--- start of PROVIDED INFORMATION ---
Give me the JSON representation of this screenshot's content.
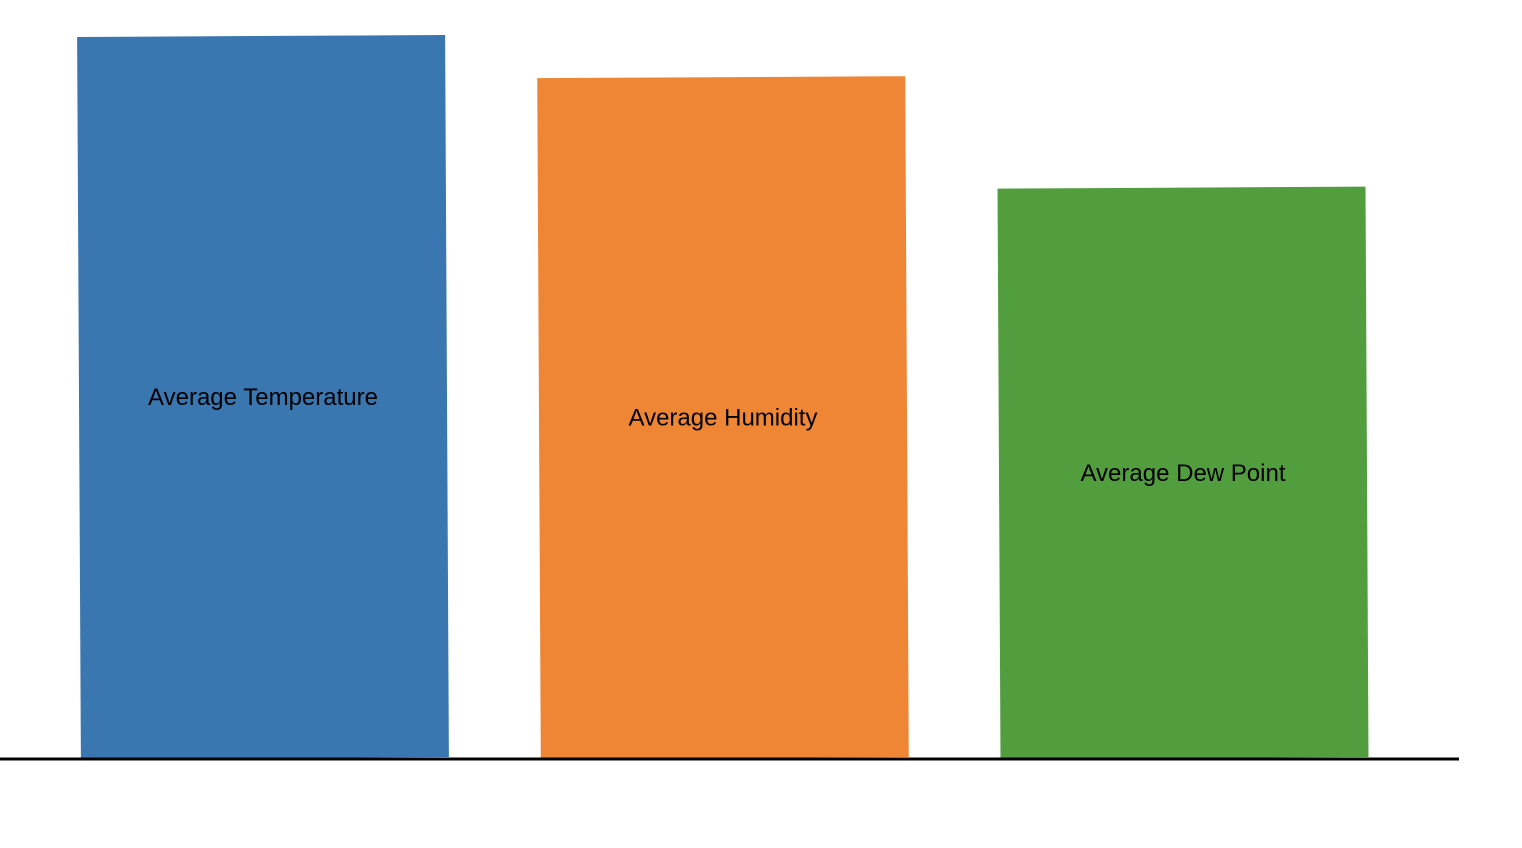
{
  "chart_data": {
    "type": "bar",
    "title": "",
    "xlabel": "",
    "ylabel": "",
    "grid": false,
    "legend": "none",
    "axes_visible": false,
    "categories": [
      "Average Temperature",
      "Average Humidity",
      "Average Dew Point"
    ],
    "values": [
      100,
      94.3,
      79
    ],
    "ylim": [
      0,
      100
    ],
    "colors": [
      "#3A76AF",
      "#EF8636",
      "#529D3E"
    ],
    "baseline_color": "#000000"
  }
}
--- end of PROVIDED INFORMATION ---
--- start of PROVIDED INFORMATION ---
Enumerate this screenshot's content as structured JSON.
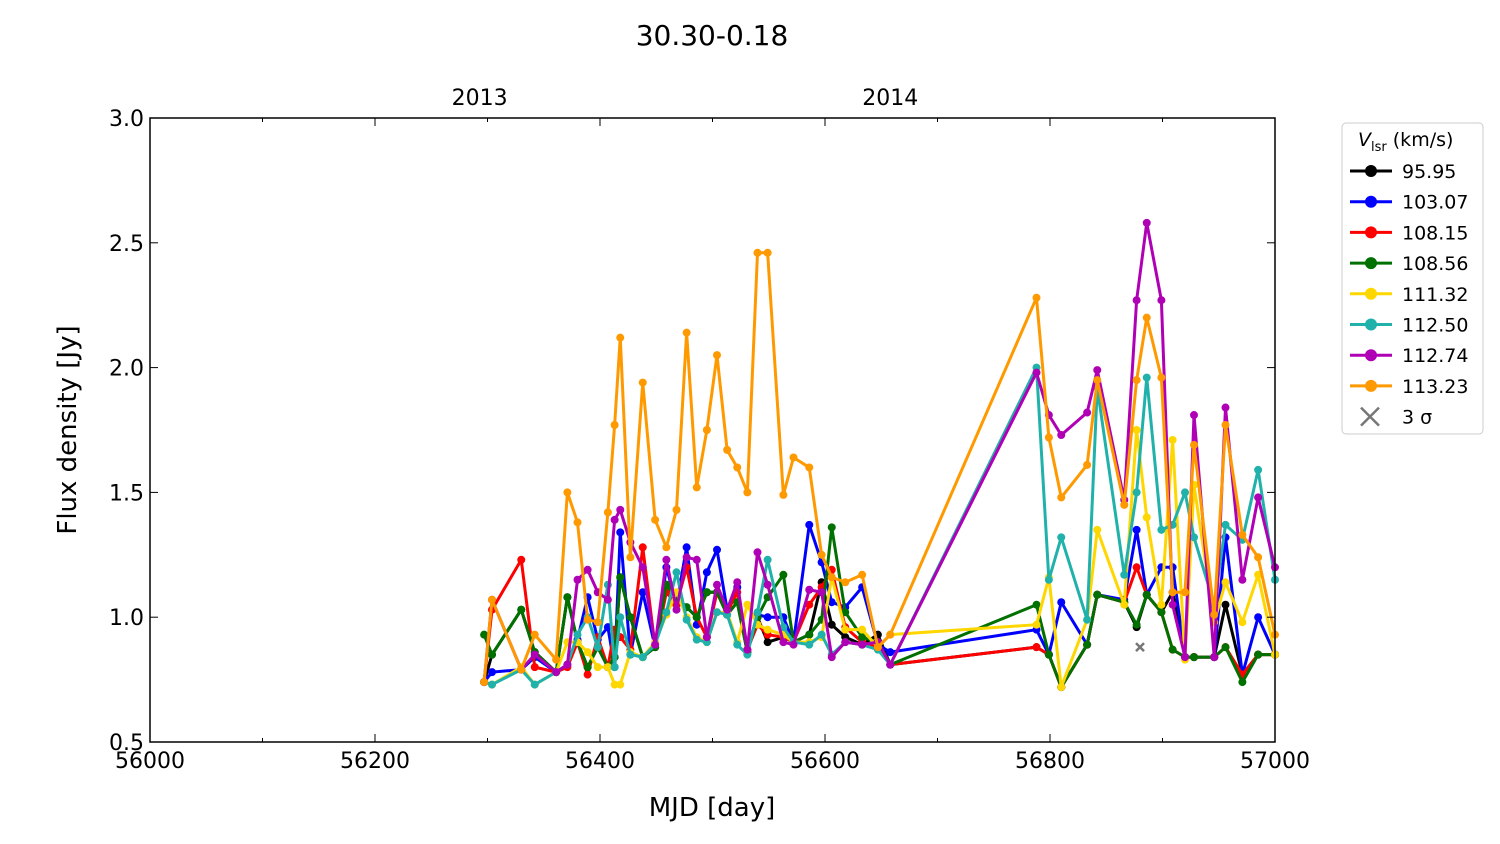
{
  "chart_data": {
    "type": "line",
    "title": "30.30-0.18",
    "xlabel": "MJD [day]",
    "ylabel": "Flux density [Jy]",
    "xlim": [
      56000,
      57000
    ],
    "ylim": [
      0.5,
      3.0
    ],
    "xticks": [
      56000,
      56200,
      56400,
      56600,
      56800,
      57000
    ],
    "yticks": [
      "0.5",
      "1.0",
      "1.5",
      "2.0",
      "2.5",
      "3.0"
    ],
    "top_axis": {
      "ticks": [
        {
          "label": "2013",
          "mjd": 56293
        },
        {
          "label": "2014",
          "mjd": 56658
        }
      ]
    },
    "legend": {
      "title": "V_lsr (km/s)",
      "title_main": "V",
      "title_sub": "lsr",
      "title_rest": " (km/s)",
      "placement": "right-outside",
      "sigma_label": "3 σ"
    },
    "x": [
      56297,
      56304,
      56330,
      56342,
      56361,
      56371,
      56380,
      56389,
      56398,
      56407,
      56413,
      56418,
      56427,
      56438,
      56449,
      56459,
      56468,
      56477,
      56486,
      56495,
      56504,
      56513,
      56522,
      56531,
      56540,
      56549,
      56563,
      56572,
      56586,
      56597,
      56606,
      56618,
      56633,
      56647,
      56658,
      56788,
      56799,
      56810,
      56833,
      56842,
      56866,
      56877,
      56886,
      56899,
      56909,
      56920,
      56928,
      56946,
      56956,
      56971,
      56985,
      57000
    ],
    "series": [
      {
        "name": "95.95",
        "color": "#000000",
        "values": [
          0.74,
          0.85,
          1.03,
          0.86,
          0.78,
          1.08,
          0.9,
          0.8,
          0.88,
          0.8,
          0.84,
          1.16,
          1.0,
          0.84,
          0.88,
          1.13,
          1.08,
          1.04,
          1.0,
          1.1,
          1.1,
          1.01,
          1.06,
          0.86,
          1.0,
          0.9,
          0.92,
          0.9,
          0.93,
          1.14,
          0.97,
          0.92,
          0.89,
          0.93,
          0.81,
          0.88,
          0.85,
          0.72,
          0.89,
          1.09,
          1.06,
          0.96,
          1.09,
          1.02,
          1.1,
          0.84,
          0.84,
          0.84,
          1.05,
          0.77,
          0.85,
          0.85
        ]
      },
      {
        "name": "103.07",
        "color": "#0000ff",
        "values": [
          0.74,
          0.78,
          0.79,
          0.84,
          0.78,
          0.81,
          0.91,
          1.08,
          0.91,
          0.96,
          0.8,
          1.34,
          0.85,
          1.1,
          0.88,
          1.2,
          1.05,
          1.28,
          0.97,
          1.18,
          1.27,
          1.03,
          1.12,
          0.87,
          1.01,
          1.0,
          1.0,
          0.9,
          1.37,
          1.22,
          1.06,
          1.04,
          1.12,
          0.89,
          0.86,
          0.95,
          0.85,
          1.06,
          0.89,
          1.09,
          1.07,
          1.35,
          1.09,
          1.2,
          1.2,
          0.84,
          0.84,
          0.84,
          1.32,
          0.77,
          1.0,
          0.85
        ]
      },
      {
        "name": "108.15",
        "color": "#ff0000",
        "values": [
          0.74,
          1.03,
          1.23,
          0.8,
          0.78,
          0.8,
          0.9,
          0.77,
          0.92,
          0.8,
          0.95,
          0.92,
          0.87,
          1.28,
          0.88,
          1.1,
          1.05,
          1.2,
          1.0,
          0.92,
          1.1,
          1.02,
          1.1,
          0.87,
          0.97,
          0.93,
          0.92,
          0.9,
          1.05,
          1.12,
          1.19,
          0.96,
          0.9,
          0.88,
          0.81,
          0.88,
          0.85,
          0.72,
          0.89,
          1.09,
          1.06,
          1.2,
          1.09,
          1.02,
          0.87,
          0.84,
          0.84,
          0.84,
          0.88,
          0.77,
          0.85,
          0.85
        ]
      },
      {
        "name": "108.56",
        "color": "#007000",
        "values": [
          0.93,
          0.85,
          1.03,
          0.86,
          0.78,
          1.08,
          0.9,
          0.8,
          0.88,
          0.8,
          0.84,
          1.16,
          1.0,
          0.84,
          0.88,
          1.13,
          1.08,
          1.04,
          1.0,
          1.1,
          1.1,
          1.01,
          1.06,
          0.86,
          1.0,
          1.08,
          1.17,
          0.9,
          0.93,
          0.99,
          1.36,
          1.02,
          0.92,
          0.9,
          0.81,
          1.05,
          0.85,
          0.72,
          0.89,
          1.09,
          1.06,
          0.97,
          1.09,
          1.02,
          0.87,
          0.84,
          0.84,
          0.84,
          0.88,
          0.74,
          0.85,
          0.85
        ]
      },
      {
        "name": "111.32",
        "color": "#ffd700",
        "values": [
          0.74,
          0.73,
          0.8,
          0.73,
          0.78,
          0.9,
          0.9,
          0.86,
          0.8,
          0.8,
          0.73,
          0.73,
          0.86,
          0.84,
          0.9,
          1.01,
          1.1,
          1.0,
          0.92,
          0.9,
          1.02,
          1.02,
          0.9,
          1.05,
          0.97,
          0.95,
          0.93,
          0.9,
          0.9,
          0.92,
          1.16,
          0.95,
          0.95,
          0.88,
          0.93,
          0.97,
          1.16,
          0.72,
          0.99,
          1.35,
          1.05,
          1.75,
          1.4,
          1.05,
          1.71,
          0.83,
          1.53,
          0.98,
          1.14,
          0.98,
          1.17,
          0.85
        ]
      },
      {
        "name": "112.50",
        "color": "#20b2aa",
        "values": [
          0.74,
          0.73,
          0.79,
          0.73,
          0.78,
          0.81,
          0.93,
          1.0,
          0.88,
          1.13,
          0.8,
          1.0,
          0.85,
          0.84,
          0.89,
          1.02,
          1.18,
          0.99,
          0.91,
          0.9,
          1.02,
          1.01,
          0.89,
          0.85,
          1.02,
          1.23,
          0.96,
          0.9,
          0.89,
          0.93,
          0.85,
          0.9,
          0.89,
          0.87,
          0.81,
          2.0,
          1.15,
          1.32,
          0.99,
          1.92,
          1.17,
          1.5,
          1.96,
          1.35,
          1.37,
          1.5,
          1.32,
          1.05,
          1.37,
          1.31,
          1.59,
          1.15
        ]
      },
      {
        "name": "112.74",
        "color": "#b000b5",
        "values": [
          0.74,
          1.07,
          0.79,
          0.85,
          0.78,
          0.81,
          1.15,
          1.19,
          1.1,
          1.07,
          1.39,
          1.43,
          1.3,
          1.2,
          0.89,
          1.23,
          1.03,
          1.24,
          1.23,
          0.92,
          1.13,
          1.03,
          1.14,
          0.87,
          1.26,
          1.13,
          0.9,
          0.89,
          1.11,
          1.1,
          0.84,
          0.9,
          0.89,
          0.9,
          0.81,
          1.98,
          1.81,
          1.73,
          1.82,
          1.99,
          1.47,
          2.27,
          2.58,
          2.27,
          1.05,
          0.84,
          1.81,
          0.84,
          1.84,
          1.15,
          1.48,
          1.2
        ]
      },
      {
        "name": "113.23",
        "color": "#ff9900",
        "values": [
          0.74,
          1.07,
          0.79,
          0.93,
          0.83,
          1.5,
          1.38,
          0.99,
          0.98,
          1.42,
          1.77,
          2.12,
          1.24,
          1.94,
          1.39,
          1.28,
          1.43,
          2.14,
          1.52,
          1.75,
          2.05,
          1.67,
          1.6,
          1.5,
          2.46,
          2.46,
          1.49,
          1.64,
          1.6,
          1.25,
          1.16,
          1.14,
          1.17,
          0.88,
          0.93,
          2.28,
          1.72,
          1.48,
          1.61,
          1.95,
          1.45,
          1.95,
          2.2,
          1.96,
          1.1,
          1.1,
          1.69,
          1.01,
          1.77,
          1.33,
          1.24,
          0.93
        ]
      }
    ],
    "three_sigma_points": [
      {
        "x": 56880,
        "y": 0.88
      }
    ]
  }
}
--- end of PROVIDED INFORMATION ---
- THE TASK: List all lines where "name" occurs.

- RESULT OF THE TASK:
        "name": "95.95",
        "name": "103.07",
        "name": "108.15",
        "name": "108.56",
        "name": "111.32",
        "name": "112.50",
        "name": "112.74",
        "name": "113.23",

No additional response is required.